— START OF PROVIDED RECORDS —
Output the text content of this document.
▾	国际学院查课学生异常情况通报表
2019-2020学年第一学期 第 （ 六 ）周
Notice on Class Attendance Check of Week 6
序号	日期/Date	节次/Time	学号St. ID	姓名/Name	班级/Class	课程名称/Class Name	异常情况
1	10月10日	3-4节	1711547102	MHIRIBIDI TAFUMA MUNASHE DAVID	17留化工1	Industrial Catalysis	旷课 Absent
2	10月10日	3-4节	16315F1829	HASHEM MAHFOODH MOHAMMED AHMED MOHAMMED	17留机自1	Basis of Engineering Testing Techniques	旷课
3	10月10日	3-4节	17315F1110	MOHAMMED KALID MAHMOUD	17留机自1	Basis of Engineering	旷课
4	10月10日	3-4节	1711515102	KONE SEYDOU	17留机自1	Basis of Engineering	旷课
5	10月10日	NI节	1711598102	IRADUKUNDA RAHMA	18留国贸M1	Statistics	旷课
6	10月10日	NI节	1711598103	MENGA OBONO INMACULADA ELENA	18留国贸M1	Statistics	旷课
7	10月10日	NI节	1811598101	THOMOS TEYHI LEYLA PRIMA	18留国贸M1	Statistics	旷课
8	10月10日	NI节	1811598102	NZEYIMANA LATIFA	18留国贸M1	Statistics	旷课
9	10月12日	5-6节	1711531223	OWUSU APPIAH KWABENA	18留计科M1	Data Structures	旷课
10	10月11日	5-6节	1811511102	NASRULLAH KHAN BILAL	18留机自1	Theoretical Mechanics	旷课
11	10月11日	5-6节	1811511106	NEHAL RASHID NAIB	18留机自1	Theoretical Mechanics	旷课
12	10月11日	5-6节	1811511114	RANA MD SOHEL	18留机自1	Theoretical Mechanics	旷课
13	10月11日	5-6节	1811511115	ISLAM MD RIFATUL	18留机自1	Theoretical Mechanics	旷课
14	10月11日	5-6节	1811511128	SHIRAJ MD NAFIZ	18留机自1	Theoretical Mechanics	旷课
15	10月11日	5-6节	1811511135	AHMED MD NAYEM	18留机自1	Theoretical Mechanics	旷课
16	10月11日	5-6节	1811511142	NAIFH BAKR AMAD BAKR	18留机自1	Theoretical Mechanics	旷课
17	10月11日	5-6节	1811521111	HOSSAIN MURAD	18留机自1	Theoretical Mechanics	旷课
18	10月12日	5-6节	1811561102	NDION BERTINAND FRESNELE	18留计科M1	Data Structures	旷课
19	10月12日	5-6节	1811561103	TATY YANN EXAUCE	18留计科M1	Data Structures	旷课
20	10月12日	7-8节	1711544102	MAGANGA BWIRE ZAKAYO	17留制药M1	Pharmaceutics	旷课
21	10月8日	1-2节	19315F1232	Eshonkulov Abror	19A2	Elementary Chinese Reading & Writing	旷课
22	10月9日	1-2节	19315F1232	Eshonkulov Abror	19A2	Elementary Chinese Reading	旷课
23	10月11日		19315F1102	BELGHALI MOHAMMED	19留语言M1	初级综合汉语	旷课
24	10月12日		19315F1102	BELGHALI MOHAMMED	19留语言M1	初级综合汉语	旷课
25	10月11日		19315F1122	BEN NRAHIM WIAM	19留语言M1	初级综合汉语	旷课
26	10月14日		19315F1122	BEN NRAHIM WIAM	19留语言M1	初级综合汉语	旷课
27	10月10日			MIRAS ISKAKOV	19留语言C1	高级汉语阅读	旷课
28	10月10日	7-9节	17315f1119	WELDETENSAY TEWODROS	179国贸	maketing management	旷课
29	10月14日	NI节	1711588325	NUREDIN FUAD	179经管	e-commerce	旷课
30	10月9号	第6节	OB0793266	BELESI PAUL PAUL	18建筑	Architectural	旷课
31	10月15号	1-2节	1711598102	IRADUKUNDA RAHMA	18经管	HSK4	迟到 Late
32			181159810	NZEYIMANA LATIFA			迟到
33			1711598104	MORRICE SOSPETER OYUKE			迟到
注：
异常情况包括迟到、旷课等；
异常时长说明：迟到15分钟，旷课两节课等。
— END OF PROVIDED RECORDS —
• _WORK TO BE COMPLETED_
Spot every line that holds "Data" and copy it.

• _SOLUTION BELOW_
9	10月12日	5-6节	1711531223	OWUSU APPIAH KWABENA	18留计科M1	Data Structures	旷课
18	10月12日	5-6节	1811561102	NDION BERTINAND FRESNELE	18留计科M1	Data Structures	旷课
19	10月12日	5-6节	1811561103	TATY YANN EXAUCE	18留计科M1	Data Structures	旷课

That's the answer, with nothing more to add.